___ DATASET EXCERPTS ___

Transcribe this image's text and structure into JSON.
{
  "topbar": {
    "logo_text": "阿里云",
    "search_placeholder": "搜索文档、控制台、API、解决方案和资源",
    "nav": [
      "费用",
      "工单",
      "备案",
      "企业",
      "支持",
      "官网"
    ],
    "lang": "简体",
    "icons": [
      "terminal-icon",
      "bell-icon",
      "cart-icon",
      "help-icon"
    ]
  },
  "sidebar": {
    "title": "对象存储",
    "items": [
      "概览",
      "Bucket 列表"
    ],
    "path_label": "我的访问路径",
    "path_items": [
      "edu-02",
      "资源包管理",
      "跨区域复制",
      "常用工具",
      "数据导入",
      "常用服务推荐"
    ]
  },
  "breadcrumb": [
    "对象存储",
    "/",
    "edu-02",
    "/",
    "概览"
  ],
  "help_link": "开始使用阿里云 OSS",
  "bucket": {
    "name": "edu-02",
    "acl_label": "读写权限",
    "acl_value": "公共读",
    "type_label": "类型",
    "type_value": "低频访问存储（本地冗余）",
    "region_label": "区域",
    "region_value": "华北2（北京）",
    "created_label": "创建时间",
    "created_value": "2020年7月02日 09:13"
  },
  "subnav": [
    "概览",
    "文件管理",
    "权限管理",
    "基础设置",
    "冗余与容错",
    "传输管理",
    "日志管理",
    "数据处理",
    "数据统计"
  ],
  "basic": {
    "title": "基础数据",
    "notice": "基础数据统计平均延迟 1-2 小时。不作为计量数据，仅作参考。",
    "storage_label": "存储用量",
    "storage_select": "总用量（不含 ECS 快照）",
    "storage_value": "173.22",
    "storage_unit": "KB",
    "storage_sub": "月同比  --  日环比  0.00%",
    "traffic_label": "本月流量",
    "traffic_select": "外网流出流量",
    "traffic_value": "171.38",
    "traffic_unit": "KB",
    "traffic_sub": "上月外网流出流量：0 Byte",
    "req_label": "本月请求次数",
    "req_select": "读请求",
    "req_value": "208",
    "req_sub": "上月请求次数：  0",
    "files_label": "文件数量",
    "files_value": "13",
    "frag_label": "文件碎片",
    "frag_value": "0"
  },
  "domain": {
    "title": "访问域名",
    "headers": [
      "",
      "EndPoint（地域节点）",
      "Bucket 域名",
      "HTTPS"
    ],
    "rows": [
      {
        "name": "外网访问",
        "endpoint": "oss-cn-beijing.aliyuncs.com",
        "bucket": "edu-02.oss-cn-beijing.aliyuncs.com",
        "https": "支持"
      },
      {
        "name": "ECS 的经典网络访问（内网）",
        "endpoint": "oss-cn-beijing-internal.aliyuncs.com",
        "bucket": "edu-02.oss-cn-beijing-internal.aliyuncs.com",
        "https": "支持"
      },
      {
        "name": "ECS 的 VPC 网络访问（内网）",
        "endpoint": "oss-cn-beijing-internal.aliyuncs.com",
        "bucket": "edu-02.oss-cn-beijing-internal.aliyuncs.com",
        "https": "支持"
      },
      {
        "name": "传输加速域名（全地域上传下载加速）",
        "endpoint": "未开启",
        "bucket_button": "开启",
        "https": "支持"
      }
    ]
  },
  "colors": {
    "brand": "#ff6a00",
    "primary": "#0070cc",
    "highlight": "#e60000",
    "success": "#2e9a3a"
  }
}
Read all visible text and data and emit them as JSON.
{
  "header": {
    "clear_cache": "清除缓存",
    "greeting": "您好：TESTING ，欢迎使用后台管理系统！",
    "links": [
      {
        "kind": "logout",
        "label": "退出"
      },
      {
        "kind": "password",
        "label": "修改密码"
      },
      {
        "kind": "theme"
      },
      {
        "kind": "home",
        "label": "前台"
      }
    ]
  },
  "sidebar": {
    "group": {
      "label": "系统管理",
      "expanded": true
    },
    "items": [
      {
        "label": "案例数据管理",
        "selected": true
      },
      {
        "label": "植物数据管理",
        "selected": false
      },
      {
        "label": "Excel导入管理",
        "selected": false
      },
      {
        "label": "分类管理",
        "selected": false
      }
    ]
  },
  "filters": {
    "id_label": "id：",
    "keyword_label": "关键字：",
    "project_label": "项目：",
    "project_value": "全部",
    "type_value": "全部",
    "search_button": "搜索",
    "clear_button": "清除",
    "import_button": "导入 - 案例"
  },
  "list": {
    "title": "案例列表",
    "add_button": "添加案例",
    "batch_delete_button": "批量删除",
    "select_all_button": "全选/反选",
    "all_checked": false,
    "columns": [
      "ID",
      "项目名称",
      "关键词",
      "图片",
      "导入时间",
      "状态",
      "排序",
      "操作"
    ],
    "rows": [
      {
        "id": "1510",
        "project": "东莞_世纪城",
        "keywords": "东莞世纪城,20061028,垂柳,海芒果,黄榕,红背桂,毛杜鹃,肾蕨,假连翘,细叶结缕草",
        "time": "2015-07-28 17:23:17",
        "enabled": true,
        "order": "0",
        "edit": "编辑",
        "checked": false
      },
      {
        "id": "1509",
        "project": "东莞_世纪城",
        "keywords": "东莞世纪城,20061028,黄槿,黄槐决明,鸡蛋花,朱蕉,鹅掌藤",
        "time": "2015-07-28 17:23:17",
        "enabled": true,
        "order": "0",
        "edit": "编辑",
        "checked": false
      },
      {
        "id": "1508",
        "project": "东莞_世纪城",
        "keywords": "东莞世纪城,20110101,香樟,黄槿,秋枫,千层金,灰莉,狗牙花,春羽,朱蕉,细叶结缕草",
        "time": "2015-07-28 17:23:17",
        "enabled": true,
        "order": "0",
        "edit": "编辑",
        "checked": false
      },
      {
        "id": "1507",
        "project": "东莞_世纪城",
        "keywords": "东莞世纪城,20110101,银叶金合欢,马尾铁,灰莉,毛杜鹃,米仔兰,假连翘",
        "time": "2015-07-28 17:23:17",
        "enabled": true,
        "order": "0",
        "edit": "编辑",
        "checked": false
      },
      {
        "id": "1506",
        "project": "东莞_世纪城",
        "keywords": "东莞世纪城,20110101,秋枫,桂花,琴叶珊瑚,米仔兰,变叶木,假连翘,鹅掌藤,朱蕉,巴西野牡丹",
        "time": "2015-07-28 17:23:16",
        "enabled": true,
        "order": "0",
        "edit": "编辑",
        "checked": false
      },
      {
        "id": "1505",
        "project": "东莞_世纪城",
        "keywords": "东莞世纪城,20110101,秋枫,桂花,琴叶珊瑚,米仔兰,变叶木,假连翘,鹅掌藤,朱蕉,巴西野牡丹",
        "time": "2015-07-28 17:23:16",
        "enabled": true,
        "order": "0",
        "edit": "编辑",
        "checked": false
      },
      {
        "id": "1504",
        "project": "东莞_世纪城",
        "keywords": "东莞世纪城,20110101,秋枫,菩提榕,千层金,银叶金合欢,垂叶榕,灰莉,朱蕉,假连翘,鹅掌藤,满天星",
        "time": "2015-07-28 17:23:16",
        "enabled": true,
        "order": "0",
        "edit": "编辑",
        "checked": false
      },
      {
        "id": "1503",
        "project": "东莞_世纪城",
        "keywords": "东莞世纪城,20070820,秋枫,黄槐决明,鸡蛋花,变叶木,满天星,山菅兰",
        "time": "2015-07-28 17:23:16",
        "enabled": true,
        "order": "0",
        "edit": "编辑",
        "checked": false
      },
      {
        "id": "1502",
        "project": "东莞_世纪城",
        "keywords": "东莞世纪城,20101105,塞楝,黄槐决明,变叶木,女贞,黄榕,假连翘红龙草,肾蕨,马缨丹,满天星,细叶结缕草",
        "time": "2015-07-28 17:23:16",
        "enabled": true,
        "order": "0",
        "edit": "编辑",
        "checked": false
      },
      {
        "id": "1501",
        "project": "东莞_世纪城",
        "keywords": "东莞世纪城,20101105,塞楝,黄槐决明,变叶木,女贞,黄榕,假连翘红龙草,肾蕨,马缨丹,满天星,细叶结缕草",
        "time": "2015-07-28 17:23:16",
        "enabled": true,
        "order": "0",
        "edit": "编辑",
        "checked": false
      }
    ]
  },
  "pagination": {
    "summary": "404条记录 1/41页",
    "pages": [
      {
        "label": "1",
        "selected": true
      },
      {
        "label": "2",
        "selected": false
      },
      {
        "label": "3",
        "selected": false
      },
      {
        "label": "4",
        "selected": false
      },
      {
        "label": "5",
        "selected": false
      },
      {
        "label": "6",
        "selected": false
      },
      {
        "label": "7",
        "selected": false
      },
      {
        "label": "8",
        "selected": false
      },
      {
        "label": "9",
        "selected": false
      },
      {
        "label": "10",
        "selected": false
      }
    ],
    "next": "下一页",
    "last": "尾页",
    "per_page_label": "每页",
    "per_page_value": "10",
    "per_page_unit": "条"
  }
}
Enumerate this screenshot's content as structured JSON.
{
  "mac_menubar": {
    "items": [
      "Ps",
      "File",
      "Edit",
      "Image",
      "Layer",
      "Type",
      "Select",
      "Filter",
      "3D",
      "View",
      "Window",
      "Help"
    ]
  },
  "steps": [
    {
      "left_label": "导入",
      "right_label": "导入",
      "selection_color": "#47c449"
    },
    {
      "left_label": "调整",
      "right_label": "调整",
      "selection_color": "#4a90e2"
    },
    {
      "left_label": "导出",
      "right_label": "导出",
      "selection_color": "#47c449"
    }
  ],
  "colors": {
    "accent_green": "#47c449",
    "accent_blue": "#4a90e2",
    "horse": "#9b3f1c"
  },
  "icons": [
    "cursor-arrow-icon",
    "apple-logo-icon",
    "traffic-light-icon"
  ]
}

___

:: WHAT IS REQUIRED ::
Print nothing but the lines from the line with "Enumerate this screenshot's" to the last line of the records above. Both of those lines count.

:: SOLUTION FOR THIS TASK ::
Enumerate this screenshot's content as structured JSON.
{
  "mac_menubar": {
    "items": [
      "Ps",
      "File",
      "Edit",
      "Image",
      "Layer",
      "Type",
      "Select",
      "Filter",
      "3D",
      "View",
      "Window",
      "Help"
    ]
  },
  "steps": [
    {
      "left_label": "导入",
      "right_label": "导入",
      "selection_color": "#47c449"
    },
    {
      "left_label": "调整",
      "right_label": "调整",
      "selection_color": "#4a90e2"
    },
    {
      "left_label": "导出",
      "right_label": "导出",
      "selection_color": "#47c449"
    }
  ],
  "colors": {
    "accent_green": "#47c449",
    "accent_blue": "#4a90e2",
    "horse": "#9b3f1c"
  },
  "icons": [
    "cursor-arrow-icon",
    "apple-logo-icon",
    "traffic-light-icon"
  ]
}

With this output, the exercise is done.